Top of Data provided
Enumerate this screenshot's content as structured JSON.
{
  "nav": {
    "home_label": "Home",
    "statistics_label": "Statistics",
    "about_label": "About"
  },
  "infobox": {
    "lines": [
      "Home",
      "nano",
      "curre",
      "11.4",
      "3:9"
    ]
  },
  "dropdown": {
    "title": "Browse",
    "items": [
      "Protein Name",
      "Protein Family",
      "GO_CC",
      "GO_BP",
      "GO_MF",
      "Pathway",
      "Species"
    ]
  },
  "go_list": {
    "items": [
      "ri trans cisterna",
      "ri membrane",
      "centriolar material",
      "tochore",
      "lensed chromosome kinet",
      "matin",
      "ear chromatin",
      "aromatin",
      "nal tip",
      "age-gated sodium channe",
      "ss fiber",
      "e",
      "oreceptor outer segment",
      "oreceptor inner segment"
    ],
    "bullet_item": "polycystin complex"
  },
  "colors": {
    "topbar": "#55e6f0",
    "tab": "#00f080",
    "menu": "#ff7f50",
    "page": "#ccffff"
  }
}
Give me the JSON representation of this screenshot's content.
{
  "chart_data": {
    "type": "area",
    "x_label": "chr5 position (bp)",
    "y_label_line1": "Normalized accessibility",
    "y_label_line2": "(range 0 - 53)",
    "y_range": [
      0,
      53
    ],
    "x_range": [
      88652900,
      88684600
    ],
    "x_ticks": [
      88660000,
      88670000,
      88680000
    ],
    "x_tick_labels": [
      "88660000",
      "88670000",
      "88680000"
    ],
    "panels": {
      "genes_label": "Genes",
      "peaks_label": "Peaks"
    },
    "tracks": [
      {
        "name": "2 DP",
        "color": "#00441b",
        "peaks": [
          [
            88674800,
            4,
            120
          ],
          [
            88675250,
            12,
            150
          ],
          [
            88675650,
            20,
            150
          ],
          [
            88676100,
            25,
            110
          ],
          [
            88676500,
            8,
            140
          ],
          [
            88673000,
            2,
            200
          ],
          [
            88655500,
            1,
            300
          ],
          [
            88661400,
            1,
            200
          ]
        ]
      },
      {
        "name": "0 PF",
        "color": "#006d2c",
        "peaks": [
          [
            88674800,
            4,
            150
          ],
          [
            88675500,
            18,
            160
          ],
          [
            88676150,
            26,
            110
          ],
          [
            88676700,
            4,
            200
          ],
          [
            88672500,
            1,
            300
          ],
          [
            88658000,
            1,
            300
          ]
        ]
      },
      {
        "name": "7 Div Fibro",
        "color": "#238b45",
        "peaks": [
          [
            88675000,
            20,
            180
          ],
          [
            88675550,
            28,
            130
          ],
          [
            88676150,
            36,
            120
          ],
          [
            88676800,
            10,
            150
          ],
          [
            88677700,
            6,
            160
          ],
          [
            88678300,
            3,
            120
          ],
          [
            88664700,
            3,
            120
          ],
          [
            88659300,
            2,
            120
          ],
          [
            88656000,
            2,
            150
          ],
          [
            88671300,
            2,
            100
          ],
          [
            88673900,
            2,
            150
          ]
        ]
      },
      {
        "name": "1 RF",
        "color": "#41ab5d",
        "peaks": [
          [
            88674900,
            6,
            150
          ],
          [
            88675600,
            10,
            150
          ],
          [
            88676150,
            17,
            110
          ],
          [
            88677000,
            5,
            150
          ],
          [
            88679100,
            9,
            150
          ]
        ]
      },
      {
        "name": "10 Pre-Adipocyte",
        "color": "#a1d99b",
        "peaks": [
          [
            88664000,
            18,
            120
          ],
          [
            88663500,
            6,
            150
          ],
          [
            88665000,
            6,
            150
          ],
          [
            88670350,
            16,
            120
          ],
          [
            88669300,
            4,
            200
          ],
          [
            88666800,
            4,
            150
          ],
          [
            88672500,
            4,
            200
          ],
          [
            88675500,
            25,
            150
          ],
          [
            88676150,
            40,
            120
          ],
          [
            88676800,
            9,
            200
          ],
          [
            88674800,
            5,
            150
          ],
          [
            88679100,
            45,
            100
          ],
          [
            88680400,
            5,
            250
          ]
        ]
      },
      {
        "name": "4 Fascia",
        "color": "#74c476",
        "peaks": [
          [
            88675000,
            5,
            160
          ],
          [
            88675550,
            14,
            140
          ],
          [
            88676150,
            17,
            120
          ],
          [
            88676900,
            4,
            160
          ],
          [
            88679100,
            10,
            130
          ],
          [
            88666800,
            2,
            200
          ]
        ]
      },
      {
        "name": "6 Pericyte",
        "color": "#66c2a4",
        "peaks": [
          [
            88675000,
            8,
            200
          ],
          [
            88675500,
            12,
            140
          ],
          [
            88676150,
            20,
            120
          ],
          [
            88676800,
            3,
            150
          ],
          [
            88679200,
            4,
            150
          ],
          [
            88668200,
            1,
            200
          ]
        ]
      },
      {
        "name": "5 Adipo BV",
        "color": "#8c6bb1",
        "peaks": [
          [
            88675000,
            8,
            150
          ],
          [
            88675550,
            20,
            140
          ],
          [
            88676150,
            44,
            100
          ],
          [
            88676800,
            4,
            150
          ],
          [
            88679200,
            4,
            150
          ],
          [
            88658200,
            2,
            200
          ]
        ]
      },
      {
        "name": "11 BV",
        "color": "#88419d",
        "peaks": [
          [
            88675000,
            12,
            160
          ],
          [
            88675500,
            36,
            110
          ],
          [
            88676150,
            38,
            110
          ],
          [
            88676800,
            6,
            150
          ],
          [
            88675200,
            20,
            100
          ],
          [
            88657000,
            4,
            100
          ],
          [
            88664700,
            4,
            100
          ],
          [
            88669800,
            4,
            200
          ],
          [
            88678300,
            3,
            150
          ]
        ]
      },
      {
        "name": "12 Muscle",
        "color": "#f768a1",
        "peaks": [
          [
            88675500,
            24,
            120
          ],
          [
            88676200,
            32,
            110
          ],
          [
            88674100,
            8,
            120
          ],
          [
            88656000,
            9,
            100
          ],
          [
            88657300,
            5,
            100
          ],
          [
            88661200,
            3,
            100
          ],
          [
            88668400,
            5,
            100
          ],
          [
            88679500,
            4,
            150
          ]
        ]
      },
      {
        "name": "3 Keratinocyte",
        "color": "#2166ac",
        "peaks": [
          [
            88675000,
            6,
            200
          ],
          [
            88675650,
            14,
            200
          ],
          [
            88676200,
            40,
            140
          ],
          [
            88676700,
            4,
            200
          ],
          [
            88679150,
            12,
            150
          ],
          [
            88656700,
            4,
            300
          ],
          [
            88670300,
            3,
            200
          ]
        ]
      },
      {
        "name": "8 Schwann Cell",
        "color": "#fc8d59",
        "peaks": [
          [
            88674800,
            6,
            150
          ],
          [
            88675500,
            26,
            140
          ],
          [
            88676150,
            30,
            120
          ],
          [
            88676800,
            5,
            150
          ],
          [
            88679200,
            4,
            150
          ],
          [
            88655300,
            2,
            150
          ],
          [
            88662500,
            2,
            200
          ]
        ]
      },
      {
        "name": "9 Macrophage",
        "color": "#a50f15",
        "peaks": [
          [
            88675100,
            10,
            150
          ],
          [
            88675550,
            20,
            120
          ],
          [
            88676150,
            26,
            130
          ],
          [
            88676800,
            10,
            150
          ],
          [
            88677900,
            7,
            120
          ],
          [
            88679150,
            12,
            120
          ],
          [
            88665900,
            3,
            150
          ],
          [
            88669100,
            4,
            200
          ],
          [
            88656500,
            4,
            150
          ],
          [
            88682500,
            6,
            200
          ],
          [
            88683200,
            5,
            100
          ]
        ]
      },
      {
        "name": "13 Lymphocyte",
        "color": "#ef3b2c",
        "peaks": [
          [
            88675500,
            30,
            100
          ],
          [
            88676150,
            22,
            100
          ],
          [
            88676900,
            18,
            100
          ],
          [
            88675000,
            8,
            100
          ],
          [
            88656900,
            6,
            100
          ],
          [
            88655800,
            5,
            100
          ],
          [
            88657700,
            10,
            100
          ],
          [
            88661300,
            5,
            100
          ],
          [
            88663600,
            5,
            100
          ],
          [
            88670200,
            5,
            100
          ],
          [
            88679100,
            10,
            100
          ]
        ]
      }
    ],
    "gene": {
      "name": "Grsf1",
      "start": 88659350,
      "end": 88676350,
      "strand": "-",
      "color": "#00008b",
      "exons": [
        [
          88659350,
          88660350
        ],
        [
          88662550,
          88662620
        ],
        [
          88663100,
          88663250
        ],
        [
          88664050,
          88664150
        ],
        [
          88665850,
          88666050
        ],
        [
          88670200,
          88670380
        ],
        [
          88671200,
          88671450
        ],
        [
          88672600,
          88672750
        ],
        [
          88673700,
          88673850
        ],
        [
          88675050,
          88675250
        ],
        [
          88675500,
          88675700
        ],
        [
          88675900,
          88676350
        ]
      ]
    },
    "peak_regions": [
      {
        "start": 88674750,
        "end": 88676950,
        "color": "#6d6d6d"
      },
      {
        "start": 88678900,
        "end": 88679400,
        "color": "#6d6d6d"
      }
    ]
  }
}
Bottom of Data provided
# What you need to do
Copy every line from the records that holds the string "start".

# Worked solution
      "start": 88659350,
        "start": 88674750,
        "start": 88678900,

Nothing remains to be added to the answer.